***** Supplied information *****
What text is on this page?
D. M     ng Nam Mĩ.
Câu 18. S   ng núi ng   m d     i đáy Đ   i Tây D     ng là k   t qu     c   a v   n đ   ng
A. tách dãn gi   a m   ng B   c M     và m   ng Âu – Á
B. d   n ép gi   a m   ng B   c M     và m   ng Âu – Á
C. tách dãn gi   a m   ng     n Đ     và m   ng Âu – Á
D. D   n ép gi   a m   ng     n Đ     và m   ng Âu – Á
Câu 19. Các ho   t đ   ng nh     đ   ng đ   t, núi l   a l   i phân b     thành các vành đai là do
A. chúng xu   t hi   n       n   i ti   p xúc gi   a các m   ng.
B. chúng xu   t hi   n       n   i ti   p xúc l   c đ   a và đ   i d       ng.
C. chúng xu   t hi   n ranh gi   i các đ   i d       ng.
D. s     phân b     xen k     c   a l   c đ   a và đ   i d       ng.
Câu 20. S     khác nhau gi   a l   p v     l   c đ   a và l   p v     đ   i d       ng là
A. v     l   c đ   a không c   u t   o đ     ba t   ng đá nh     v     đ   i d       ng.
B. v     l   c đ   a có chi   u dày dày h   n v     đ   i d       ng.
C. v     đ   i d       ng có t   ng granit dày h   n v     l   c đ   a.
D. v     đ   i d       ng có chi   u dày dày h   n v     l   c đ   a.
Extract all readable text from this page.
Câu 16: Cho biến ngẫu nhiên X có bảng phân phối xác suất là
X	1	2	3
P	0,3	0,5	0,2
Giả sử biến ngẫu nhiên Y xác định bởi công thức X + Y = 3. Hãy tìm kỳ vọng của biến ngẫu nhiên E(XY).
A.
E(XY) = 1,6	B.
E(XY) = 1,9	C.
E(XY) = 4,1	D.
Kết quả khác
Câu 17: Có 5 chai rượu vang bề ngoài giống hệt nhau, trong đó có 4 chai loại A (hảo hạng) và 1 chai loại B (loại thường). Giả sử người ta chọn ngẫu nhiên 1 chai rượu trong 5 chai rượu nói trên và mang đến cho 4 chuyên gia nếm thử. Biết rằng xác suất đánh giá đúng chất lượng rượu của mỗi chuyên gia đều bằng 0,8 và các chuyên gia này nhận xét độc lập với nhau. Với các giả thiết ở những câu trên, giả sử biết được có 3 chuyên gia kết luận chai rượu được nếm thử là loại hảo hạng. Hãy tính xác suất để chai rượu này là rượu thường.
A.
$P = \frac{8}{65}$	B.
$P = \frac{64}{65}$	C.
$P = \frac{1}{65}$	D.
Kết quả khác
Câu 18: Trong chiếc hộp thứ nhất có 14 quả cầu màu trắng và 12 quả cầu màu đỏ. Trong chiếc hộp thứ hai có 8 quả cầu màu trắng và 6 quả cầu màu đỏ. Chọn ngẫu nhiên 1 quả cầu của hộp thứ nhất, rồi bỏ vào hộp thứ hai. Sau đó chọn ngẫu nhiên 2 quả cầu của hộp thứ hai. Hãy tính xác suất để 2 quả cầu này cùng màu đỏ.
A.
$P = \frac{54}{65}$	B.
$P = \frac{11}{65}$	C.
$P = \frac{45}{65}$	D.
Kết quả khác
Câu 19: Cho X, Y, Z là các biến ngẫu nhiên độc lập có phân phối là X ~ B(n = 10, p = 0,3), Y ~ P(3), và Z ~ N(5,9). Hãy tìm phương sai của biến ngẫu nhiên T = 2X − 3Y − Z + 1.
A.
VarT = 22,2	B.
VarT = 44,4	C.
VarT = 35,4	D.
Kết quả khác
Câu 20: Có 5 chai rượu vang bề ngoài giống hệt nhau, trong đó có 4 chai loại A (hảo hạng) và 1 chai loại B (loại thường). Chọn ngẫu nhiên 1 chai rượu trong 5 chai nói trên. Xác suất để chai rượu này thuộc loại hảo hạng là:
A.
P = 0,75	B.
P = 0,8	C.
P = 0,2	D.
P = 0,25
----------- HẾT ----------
*****
* [Problem description] Among the records above, how many lines carry the string "this"? Reply with the number alone.

* [Solution to the exercise] 2